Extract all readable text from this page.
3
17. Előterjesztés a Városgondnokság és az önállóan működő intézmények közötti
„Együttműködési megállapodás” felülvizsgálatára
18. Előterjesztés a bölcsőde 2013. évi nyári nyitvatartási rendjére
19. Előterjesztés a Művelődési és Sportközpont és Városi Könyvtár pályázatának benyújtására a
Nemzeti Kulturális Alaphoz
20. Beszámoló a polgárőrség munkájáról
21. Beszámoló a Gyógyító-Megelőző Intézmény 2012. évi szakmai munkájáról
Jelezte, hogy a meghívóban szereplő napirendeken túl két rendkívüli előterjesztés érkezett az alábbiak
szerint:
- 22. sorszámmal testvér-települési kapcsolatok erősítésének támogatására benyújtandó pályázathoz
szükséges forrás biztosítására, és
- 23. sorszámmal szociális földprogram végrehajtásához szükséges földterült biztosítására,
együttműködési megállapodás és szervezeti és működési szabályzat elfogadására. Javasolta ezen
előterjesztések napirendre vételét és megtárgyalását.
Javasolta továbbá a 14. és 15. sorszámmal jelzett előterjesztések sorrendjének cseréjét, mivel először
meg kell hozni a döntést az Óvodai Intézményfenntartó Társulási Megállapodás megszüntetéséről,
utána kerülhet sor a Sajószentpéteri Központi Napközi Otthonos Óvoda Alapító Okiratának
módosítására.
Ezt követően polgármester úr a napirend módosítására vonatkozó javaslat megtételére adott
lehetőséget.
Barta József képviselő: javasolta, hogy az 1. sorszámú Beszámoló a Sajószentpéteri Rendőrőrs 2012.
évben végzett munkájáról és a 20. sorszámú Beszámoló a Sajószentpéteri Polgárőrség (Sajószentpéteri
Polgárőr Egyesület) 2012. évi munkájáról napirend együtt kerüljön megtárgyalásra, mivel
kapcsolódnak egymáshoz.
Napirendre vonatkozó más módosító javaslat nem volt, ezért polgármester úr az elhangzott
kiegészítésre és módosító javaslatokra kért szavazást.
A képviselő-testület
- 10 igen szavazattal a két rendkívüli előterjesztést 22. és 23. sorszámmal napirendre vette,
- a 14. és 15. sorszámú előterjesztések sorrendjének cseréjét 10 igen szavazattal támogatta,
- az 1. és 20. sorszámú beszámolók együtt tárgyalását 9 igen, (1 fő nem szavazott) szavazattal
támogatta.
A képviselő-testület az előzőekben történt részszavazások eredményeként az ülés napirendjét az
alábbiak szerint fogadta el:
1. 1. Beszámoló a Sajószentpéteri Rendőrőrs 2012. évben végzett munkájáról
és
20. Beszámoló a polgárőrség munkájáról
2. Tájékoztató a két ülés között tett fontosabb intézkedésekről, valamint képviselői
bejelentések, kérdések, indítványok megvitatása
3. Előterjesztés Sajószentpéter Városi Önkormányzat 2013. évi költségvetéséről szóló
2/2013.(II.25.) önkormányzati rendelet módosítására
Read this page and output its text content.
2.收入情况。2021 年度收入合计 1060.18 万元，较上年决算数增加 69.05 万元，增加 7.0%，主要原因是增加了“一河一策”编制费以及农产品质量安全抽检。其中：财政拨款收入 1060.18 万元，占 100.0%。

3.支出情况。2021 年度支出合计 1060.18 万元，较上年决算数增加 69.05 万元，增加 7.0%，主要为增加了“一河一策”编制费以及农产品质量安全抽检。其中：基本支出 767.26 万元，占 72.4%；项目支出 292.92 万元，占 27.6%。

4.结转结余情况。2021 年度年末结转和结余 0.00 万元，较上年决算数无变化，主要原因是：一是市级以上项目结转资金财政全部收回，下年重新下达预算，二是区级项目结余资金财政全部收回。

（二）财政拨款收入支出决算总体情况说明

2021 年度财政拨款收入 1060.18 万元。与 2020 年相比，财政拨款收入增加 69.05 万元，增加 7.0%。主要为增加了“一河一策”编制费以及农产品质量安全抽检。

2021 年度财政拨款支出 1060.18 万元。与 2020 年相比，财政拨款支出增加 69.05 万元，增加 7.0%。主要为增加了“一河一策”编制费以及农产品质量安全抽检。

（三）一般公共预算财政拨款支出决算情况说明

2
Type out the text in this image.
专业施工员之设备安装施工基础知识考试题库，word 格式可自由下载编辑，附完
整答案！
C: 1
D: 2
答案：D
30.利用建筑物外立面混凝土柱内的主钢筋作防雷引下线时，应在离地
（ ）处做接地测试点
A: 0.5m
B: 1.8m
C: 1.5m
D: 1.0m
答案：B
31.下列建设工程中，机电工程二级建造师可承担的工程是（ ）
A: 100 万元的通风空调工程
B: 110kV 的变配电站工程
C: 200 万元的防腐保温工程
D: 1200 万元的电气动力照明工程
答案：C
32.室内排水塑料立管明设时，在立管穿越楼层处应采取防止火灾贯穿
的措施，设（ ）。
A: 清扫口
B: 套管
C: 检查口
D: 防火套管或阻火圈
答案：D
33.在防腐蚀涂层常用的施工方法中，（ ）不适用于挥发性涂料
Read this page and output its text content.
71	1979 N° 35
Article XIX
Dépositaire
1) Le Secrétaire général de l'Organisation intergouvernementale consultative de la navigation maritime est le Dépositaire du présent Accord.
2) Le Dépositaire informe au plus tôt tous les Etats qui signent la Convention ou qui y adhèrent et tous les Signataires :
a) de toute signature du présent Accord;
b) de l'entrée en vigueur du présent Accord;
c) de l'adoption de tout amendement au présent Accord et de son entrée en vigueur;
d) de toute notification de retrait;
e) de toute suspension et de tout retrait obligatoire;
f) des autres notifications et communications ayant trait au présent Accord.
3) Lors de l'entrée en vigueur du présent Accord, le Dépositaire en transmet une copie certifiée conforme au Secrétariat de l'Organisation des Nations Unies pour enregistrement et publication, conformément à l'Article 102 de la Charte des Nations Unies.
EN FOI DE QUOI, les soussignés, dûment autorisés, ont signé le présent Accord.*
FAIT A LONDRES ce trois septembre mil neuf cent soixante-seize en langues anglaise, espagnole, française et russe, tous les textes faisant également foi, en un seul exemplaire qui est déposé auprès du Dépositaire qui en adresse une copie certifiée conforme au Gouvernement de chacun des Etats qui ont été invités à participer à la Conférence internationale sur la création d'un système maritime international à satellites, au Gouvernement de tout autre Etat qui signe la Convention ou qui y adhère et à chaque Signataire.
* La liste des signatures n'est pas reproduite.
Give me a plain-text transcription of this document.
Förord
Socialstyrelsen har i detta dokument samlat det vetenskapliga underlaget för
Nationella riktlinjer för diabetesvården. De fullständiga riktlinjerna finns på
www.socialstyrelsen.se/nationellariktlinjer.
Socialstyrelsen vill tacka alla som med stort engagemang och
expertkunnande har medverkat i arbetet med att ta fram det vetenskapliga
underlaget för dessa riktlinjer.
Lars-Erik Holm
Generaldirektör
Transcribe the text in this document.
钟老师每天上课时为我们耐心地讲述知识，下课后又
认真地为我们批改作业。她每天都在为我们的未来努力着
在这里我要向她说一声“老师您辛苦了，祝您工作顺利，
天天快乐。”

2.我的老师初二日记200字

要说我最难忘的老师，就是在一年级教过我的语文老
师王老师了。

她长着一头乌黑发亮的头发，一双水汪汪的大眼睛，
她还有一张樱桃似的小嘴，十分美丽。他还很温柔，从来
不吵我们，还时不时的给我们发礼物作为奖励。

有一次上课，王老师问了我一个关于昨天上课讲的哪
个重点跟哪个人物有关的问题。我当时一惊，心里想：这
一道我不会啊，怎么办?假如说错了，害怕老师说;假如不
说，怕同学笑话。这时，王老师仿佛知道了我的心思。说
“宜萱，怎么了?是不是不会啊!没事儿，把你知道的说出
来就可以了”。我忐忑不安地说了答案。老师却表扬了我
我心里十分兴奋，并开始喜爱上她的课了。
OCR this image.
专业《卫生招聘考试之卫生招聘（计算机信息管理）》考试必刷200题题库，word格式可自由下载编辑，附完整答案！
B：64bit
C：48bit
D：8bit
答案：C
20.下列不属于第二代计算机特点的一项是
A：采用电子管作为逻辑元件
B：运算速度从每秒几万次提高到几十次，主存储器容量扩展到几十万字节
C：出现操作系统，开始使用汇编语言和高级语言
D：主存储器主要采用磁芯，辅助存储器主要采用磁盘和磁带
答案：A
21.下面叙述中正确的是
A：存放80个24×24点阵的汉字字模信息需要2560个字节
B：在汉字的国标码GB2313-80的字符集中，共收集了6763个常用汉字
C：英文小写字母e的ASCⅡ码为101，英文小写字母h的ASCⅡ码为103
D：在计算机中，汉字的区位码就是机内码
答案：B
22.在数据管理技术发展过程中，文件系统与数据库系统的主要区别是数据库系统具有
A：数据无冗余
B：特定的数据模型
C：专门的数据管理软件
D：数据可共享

━━━━━━━━━━━━━━━━━━━━━━━━━━━━━━

• [Task instructions]: Exactly repeat the lines from the line that contains "OCR this image." to the end of the entries, both included, and leave out all other lines.

• [Complete response]:
OCR this image.
专业《卫生招聘考试之卫生招聘（计算机信息管理）》考试必刷200题题库，word格式可自由下载编辑，附完整答案！
B：64bit
C：48bit
D：8bit
答案：C
20.下列不属于第二代计算机特点的一项是
A：采用电子管作为逻辑元件
B：运算速度从每秒几万次提高到几十次，主存储器容量扩展到几十万字节
C：出现操作系统，开始使用汇编语言和高级语言
D：主存储器主要采用磁芯，辅助存储器主要采用磁盘和磁带
答案：A
21.下面叙述中正确的是
A：存放80个24×24点阵的汉字字模信息需要2560个字节
B：在汉字的国标码GB2313-80的字符集中，共收集了6763个常用汉字
C：英文小写字母e的ASCⅡ码为101，英文小写字母h的ASCⅡ码为103
D：在计算机中，汉字的区位码就是机内码
答案：B
22.在数据管理技术发展过程中，文件系统与数据库系统的主要区别是数据库系统具有
A：数据无冗余
B：特定的数据模型
C：专门的数据管理软件
D：数据可共享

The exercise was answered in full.